Entries shown –
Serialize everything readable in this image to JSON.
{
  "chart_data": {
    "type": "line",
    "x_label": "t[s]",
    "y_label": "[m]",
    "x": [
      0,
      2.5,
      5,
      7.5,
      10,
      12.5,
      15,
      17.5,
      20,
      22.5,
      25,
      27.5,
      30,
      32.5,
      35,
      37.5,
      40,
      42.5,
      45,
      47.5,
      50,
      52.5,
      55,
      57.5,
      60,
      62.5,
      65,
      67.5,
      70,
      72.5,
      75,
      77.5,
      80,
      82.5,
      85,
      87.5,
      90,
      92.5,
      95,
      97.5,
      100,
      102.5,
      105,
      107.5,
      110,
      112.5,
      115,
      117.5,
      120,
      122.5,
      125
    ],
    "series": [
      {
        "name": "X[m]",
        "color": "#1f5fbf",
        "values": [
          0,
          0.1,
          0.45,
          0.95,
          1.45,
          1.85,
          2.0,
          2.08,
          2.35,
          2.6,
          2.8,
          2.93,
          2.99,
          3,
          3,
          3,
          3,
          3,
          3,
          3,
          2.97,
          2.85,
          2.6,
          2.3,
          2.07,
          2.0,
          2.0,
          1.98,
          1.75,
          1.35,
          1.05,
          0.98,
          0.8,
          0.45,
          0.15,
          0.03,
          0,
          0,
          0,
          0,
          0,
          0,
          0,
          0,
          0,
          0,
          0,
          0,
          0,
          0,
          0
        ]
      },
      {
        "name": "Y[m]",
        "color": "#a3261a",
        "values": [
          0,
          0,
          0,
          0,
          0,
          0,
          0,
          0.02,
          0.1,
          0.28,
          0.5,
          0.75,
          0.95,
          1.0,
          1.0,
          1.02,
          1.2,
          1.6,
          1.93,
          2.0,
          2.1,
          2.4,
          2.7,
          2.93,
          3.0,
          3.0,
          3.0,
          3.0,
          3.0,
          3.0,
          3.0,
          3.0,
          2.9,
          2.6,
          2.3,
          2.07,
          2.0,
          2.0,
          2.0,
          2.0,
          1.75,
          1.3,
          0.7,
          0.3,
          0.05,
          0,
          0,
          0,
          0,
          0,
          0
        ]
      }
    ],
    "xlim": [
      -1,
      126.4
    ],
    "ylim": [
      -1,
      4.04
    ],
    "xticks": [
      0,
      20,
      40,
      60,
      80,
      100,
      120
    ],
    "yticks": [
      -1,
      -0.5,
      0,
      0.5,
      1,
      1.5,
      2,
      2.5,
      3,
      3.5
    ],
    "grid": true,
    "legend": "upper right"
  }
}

What to work on – Using the listing above, reproduce each line without omission.

Problem solution –
Serialize everything readable in this image to JSON.
{
  "chart_data": {
    "type": "line",
    "x_label": "t[s]",
    "y_label": "[m]",
    "x": [
      0,
      2.5,
      5,
      7.5,
      10,
      12.5,
      15,
      17.5,
      20,
      22.5,
      25,
      27.5,
      30,
      32.5,
      35,
      37.5,
      40,
      42.5,
      45,
      47.5,
      50,
      52.5,
      55,
      57.5,
      60,
      62.5,
      65,
      67.5,
      70,
      72.5,
      75,
      77.5,
      80,
      82.5,
      85,
      87.5,
      90,
      92.5,
      95,
      97.5,
      100,
      102.5,
      105,
      107.5,
      110,
      112.5,
      115,
      117.5,
      120,
      122.5,
      125
    ],
    "series": [
      {
        "name": "X[m]",
        "color": "#1f5fbf",
        "values": [
          0,
          0.1,
          0.45,
          0.95,
          1.45,
          1.85,
          2.0,
          2.08,
          2.35,
          2.6,
          2.8,
          2.93,
          2.99,
          3,
          3,
          3,
          3,
          3,
          3,
          3,
          2.97,
          2.85,
          2.6,
          2.3,
          2.07,
          2.0,
          2.0,
          1.98,
          1.75,
          1.35,
          1.05,
          0.98,
          0.8,
          0.45,
          0.15,
          0.03,
          0,
          0,
          0,
          0,
          0,
          0,
          0,
          0,
          0,
          0,
          0,
          0,
          0,
          0,
          0
        ]
      },
      {
        "name": "Y[m]",
        "color": "#a3261a",
        "values": [
          0,
          0,
          0,
          0,
          0,
          0,
          0,
          0.02,
          0.1,
          0.28,
          0.5,
          0.75,
          0.95,
          1.0,
          1.0,
          1.02,
          1.2,
          1.6,
          1.93,
          2.0,
          2.1,
          2.4,
          2.7,
          2.93,
          3.0,
          3.0,
          3.0,
          3.0,
          3.0,
          3.0,
          3.0,
          3.0,
          2.9,
          2.6,
          2.3,
          2.07,
          2.0,
          2.0,
          2.0,
          2.0,
          1.75,
          1.3,
          0.7,
          0.3,
          0.05,
          0,
          0,
          0,
          0,
          0,
          0
        ]
      }
    ],
    "xlim": [
      -1,
      126.4
    ],
    "ylim": [
      -1,
      4.04
    ],
    "xticks": [
      0,
      20,
      40,
      60,
      80,
      100,
      120
    ],
    "yticks": [
      -1,
      -0.5,
      0,
      0.5,
      1,
      1.5,
      2,
      2.5,
      3,
      3.5
    ],
    "grid": true,
    "legend": "upper right"
  }
}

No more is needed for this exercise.